Select every line below containing the word "page".

-- start of LISTED ENTRIES --

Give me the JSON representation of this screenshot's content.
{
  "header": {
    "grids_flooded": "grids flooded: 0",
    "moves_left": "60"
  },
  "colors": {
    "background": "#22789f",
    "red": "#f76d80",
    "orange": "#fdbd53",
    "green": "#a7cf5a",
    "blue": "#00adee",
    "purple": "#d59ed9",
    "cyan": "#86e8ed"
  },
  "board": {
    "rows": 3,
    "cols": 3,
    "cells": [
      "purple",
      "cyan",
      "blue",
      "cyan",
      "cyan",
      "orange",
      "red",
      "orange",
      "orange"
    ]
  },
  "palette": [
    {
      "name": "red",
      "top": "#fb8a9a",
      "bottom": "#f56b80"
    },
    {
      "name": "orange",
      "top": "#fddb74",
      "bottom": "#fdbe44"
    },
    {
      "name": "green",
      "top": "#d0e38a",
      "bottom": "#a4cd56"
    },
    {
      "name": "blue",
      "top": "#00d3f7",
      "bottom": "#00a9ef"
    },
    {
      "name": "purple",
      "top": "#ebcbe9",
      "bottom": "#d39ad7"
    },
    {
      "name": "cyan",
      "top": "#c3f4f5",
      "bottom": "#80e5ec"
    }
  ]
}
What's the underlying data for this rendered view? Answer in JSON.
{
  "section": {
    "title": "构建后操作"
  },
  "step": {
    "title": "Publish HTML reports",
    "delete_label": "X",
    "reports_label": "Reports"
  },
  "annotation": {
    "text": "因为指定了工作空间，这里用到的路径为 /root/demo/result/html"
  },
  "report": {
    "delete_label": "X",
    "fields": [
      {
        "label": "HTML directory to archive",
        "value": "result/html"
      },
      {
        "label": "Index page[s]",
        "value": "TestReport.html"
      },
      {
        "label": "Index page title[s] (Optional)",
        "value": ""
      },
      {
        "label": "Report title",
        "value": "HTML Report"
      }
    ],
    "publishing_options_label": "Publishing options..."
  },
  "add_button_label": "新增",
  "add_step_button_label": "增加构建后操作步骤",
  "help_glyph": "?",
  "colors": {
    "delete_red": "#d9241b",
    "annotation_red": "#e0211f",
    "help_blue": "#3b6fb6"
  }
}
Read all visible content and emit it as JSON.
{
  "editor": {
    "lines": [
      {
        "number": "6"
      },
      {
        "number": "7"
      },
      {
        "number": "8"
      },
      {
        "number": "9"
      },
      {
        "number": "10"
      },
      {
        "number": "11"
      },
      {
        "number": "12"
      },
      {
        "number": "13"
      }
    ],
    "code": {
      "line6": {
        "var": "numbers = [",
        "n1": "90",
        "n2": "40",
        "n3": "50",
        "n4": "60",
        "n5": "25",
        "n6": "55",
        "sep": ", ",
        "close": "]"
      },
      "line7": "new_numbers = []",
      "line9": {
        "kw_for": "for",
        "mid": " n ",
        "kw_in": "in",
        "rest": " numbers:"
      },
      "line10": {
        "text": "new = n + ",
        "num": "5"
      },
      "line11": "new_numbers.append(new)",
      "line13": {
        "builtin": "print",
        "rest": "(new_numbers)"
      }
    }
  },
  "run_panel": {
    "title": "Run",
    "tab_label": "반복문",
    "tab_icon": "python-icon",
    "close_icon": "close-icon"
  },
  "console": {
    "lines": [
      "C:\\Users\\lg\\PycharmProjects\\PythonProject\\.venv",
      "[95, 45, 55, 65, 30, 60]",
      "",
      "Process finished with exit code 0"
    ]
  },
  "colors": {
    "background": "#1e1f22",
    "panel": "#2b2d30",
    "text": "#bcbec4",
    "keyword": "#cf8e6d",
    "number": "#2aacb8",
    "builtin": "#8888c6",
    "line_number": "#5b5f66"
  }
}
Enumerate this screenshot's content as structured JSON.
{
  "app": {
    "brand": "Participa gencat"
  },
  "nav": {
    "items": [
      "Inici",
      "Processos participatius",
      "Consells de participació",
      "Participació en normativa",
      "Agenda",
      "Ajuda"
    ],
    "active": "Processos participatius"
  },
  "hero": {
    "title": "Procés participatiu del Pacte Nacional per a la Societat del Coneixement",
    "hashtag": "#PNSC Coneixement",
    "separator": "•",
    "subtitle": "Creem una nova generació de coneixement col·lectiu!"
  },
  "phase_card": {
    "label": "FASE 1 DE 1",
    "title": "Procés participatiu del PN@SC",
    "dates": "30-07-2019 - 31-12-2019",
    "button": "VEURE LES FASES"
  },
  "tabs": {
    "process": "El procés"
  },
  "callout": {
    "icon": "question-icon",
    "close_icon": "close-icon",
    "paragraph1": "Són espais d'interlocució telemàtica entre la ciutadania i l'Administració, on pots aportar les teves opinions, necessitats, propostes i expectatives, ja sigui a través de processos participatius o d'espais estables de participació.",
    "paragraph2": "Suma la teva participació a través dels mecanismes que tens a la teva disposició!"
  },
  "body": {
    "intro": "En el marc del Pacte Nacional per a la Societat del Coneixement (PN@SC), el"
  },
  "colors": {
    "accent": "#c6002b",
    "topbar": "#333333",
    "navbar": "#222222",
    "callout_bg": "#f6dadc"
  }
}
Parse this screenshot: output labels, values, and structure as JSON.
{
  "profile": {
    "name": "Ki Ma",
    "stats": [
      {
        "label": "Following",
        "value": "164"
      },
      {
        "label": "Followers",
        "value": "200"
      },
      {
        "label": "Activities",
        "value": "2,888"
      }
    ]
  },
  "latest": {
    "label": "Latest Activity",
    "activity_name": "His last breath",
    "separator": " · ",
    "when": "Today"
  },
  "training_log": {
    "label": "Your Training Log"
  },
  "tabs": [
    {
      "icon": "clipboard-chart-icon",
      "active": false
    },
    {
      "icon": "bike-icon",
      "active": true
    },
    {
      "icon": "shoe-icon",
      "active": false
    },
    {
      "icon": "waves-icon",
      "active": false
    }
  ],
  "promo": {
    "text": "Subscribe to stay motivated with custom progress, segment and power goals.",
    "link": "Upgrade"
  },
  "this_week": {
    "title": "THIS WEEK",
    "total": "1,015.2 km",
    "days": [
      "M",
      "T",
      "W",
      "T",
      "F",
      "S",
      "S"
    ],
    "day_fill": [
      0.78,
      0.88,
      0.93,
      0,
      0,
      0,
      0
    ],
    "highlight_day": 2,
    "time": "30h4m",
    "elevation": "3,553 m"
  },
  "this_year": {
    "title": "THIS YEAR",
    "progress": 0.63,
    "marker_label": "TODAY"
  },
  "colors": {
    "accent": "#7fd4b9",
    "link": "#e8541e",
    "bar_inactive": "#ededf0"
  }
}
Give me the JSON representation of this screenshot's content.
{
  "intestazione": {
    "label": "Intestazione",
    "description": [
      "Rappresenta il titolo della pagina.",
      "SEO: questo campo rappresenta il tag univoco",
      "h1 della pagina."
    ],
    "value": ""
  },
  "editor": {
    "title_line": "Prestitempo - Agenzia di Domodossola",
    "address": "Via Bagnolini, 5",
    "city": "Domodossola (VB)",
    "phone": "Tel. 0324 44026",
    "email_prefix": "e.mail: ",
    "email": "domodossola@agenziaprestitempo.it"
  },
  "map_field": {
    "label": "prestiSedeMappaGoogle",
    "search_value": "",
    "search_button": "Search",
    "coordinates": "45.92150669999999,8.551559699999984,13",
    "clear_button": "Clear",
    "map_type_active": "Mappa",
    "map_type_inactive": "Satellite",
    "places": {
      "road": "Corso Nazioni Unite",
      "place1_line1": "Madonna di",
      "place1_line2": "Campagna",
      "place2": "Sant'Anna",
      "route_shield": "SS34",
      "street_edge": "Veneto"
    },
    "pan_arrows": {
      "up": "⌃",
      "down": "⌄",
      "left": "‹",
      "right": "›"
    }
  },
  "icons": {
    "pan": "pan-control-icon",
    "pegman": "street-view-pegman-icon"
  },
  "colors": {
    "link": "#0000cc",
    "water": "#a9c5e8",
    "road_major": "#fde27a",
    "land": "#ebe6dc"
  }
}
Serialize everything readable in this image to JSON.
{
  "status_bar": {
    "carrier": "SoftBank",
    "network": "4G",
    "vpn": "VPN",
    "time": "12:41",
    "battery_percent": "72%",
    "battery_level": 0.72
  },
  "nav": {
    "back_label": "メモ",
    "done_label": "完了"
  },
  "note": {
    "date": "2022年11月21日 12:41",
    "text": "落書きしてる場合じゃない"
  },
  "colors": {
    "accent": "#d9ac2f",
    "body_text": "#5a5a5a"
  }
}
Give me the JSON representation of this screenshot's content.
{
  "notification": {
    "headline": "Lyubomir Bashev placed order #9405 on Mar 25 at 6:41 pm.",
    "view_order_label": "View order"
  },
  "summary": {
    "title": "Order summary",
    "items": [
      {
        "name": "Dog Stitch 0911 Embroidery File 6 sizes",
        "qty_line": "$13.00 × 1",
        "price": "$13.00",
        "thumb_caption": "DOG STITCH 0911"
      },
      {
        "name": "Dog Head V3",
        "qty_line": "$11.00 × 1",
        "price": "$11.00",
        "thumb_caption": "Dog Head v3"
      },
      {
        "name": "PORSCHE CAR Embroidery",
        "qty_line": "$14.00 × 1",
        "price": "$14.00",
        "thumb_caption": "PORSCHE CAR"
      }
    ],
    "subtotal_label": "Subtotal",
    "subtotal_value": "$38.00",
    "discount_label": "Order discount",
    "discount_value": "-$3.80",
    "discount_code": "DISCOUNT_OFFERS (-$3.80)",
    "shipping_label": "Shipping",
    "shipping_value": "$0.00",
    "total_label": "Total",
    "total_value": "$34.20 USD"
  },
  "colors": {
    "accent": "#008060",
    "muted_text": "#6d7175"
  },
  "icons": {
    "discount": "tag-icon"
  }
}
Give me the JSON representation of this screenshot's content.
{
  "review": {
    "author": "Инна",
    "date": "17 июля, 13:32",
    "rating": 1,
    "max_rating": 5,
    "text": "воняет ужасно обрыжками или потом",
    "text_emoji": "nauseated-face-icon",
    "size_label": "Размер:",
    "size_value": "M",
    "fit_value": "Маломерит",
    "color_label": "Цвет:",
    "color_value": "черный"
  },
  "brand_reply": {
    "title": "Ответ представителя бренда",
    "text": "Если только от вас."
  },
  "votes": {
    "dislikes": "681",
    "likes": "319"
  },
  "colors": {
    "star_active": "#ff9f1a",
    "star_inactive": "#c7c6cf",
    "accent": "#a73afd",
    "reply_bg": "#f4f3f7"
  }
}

-- end of LISTED ENTRIES --

§ **TASK OUTPUT**
        "label": "Index page[s]",
        "label": "Index page title[s] (Optional)",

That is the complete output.